Establish how many lines in the material include the string "transition" and report it as a lone number.

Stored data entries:
========

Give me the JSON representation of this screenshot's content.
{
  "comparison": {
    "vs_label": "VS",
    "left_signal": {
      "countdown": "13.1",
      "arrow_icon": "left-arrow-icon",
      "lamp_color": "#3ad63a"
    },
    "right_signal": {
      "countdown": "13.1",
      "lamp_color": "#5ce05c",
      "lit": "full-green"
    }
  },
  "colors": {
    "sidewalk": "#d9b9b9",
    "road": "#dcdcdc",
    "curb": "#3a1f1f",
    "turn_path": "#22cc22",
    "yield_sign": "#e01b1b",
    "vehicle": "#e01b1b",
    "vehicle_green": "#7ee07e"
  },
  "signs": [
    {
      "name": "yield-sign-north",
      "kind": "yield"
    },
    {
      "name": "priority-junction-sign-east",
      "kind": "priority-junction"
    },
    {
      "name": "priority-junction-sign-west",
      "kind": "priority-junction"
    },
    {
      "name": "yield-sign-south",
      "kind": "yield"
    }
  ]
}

========

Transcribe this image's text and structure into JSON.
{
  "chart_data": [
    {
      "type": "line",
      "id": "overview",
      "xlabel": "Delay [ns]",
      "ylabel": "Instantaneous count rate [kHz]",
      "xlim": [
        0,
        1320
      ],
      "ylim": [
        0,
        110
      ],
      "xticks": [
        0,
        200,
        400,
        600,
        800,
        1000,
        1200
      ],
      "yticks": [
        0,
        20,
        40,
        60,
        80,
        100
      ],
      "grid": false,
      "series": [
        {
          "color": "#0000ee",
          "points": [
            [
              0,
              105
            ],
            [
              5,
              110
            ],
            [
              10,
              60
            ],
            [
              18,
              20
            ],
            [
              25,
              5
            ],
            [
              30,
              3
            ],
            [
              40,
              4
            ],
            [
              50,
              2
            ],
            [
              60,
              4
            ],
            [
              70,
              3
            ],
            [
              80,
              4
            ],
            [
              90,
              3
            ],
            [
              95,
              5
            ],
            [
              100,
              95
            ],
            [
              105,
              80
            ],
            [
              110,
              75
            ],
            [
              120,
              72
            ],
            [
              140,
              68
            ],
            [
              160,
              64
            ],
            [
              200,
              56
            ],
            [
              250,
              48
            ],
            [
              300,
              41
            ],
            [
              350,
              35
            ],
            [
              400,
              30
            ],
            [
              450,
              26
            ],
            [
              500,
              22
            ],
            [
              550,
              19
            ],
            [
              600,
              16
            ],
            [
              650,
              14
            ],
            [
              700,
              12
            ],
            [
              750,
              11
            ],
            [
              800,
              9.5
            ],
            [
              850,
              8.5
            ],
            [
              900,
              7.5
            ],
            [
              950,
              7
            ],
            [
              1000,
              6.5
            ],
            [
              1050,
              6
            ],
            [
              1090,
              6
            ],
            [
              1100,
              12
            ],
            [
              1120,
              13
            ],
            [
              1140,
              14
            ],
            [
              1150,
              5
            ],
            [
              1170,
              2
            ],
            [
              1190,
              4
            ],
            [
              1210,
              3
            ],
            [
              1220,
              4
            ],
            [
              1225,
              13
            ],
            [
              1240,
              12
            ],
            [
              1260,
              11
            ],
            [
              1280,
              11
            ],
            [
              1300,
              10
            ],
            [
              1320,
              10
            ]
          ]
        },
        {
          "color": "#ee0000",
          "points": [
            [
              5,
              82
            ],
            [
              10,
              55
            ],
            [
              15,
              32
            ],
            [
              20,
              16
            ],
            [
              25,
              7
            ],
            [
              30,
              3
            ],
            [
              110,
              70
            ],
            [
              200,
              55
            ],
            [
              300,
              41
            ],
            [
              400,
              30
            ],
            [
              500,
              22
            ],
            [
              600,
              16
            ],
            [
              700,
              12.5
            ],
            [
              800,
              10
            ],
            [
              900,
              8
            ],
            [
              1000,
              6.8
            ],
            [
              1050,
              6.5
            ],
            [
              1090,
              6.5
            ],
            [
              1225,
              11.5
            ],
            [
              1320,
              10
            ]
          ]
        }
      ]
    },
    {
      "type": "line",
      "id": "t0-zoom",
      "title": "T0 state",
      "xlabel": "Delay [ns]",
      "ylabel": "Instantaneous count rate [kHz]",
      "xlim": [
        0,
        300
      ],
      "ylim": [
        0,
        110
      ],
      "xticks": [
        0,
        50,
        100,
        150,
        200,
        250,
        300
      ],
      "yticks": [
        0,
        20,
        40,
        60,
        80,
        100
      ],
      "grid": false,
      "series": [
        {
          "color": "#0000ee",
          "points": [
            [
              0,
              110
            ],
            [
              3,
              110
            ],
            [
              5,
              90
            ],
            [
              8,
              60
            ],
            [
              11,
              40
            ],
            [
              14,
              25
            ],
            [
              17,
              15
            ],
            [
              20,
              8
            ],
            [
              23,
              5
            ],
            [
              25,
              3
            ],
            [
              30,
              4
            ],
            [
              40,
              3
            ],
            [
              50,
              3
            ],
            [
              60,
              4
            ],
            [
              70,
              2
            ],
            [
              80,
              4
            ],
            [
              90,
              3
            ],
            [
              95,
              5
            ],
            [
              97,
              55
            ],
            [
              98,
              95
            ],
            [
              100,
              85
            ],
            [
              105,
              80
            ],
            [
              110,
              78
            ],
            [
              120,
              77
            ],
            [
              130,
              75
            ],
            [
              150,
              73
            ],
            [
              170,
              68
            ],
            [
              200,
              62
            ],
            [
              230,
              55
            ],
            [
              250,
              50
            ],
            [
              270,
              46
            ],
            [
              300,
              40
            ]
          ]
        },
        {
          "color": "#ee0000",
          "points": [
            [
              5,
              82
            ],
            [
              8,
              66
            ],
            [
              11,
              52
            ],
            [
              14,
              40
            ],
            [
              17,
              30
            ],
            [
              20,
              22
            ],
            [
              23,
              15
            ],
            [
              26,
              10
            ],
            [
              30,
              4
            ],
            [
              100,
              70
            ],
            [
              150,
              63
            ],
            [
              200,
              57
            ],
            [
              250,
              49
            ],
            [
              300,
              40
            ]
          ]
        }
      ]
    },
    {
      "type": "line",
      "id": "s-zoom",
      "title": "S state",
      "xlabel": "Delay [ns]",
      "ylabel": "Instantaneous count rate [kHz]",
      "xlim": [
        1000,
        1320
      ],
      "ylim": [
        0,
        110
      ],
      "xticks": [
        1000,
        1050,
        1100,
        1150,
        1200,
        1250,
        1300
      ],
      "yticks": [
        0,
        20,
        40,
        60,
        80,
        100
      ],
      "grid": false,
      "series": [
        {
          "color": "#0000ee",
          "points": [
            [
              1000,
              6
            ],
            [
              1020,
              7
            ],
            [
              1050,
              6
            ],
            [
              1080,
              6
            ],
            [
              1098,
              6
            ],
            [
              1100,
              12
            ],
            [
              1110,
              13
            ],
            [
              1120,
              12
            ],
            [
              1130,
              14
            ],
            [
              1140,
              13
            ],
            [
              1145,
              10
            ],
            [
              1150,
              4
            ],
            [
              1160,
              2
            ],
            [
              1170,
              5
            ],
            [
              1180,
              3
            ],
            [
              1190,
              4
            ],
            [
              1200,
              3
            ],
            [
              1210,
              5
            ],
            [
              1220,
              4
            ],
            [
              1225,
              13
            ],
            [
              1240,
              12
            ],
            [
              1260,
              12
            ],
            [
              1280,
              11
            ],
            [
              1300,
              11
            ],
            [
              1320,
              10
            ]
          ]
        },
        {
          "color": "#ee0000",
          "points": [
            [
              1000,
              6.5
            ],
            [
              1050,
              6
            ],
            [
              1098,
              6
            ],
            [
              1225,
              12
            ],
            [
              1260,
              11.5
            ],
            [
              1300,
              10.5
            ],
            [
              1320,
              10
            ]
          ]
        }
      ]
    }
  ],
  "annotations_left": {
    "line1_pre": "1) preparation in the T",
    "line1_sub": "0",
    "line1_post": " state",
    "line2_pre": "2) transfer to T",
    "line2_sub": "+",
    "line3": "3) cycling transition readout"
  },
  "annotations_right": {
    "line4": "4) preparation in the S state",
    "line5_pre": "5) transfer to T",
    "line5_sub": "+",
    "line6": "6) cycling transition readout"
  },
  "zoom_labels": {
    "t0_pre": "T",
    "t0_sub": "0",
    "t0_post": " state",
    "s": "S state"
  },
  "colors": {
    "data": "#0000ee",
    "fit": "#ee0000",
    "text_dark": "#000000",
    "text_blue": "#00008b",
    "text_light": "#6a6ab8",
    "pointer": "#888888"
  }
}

========

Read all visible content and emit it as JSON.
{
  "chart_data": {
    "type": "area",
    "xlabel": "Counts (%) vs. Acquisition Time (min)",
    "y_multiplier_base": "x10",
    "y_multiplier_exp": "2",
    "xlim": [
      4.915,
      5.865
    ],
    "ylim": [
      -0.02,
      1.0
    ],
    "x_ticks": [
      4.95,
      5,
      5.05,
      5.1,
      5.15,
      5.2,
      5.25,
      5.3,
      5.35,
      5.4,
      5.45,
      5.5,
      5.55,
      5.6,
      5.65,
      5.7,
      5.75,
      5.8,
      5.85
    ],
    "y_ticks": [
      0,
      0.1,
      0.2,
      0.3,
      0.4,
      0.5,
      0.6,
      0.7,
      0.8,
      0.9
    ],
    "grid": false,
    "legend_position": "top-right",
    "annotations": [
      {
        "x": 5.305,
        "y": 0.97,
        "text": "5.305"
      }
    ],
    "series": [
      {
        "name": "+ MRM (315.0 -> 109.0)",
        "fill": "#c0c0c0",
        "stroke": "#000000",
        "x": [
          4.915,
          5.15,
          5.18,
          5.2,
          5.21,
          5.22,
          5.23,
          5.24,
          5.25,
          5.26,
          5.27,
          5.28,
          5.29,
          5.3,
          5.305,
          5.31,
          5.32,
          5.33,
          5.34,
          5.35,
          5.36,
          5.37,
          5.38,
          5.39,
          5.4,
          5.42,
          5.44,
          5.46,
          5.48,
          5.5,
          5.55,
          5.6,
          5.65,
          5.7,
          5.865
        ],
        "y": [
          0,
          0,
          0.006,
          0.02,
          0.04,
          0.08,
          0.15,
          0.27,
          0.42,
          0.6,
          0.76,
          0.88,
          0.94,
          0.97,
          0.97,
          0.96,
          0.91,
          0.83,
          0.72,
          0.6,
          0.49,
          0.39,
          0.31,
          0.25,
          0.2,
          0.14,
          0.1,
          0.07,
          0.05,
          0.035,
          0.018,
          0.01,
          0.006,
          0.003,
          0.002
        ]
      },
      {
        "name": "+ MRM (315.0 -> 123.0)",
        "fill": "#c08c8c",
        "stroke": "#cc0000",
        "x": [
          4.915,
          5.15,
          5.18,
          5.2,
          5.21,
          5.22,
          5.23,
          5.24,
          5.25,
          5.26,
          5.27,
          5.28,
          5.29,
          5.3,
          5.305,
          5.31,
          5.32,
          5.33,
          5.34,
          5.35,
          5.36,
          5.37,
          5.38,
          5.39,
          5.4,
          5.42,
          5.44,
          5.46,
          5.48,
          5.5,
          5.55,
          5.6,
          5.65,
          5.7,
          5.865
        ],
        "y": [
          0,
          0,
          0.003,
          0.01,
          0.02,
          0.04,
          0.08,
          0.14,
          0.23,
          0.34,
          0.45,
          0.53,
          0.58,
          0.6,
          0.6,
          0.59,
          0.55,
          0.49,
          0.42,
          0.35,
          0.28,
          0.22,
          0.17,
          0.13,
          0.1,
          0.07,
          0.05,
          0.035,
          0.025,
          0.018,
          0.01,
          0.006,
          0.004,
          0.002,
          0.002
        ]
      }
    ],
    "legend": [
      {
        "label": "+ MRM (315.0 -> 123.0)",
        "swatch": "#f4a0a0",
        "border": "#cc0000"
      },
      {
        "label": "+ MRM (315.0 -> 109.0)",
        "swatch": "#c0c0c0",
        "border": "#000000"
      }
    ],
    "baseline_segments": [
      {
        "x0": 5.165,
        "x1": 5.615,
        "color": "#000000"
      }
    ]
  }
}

========

- WORKED SOLUTION
2